● **Raw data**
-- begin --

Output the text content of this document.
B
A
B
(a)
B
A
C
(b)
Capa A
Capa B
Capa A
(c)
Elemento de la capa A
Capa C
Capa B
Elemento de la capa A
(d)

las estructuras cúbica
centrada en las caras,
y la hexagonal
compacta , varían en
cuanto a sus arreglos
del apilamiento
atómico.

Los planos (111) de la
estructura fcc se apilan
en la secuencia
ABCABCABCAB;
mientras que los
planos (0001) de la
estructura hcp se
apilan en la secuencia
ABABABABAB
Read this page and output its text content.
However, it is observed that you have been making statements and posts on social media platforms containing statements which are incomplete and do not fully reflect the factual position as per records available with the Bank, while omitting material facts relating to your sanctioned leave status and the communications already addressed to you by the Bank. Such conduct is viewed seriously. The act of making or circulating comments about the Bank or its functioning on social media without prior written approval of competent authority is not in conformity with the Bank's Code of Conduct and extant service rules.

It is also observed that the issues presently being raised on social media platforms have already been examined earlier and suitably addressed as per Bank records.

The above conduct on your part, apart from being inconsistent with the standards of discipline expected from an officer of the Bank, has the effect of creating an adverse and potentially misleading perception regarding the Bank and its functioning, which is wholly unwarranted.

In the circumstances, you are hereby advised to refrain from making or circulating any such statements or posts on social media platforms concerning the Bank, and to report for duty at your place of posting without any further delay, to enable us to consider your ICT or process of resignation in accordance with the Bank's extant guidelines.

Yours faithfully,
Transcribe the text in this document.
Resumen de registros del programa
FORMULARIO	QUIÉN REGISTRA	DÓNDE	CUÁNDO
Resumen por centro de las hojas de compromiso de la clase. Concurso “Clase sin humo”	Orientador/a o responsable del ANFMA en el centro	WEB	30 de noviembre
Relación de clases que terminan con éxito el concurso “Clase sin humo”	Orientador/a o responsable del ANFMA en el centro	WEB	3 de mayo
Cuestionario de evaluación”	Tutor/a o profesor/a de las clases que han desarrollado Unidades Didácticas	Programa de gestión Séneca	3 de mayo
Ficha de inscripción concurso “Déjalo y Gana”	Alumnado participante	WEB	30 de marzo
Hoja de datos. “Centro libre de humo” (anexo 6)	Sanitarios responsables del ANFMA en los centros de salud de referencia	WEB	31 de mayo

-- end --

All of the material above needs to be copied exactly.

● **Answer to the task**
Output the text content of this document.
B
A
B
(a)
B
A
C
(b)
Capa A
Capa B
Capa A
(c)
Elemento de la capa A
Capa C
Capa B
Elemento de la capa A
(d)

las estructuras cúbica
centrada en las caras,
y la hexagonal
compacta , varían en
cuanto a sus arreglos
del apilamiento
atómico.

Los planos (111) de la
estructura fcc se apilan
en la secuencia
ABCABCABCAB;
mientras que los
planos (0001) de la
estructura hcp se
apilan en la secuencia
ABABABABAB
Read this page and output its text content.
However, it is observed that you have been making statements and posts on social media platforms containing statements which are incomplete and do not fully reflect the factual position as per records available with the Bank, while omitting material facts relating to your sanctioned leave status and the communications already addressed to you by the Bank. Such conduct is viewed seriously. The act of making or circulating comments about the Bank or its functioning on social media without prior written approval of competent authority is not in conformity with the Bank's Code of Conduct and extant service rules.

It is also observed that the issues presently being raised on social media platforms have already been examined earlier and suitably addressed as per Bank records.

The above conduct on your part, apart from being inconsistent with the standards of discipline expected from an officer of the Bank, has the effect of creating an adverse and potentially misleading perception regarding the Bank and its functioning, which is wholly unwarranted.

In the circumstances, you are hereby advised to refrain from making or circulating any such statements or posts on social media platforms concerning the Bank, and to report for duty at your place of posting without any further delay, to enable us to consider your ICT or process of resignation in accordance with the Bank's extant guidelines.

Yours faithfully,
Transcribe the text in this document.
Resumen de registros del programa
FORMULARIO	QUIÉN REGISTRA	DÓNDE	CUÁNDO
Resumen por centro de las hojas de compromiso de la clase. Concurso “Clase sin humo”	Orientador/a o responsable del ANFMA en el centro	WEB	30 de noviembre
Relación de clases que terminan con éxito el concurso “Clase sin humo”	Orientador/a o responsable del ANFMA en el centro	WEB	3 de mayo
Cuestionario de evaluación”	Tutor/a o profesor/a de las clases que han desarrollado Unidades Didácticas	Programa de gestión Séneca	3 de mayo
Ficha de inscripción concurso “Déjalo y Gana”	Alumnado participante	WEB	30 de marzo
Hoja de datos. “Centro libre de humo” (anexo 6)	Sanitarios responsables del ANFMA en los centros de salud de referencia	WEB	31 de mayo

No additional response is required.